#### [Exercise input]
________________________

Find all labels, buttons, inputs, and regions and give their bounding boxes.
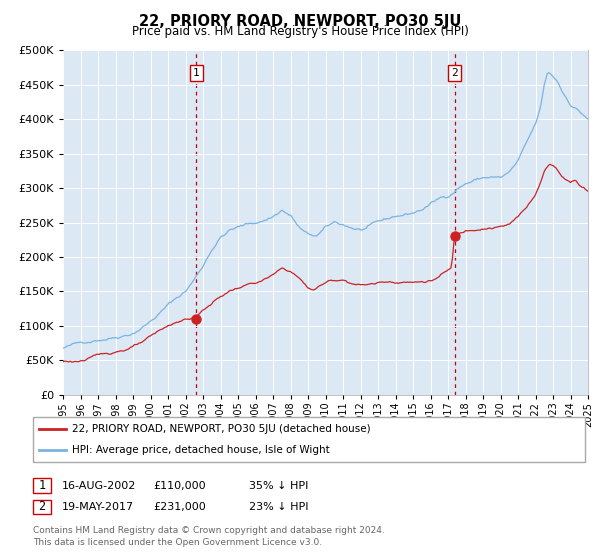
Text: £231,000: £231,000 [153, 502, 206, 512]
Text: 23% ↓ HPI: 23% ↓ HPI [249, 502, 308, 512]
Text: 16-AUG-2002: 16-AUG-2002 [62, 480, 136, 491]
Text: 22, PRIORY ROAD, NEWPORT, PO30 5JU: 22, PRIORY ROAD, NEWPORT, PO30 5JU [139, 14, 461, 29]
Text: 19-MAY-2017: 19-MAY-2017 [62, 502, 134, 512]
Text: £110,000: £110,000 [153, 480, 206, 491]
Text: 2: 2 [38, 500, 46, 514]
Text: 35% ↓ HPI: 35% ↓ HPI [249, 480, 308, 491]
Text: HPI: Average price, detached house, Isle of Wight: HPI: Average price, detached house, Isle… [72, 445, 330, 455]
Text: 1: 1 [193, 68, 200, 78]
Text: 1: 1 [38, 479, 46, 492]
Text: 22, PRIORY ROAD, NEWPORT, PO30 5JU (detached house): 22, PRIORY ROAD, NEWPORT, PO30 5JU (deta… [72, 424, 371, 435]
Text: This data is licensed under the Open Government Licence v3.0.: This data is licensed under the Open Gov… [33, 538, 322, 547]
Text: 2: 2 [451, 68, 458, 78]
Text: Contains HM Land Registry data © Crown copyright and database right 2024.: Contains HM Land Registry data © Crown c… [33, 526, 385, 535]
Text: Price paid vs. HM Land Registry's House Price Index (HPI): Price paid vs. HM Land Registry's House … [131, 25, 469, 38]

________________________

#### [Stated exercise]
Which lines of the data above contain the word "Land"? Pick out each one and copy it in full.

#### [Solution to this problem]
Text: Contains HM Land Registry data © Crown copyright and database right 2024.: Contains HM Land Registry data © Crown c… [33, 526, 385, 535]
Text: Price paid vs. HM Land Registry's House Price Index (HPI): Price paid vs. HM Land Registry's House … [131, 25, 469, 38]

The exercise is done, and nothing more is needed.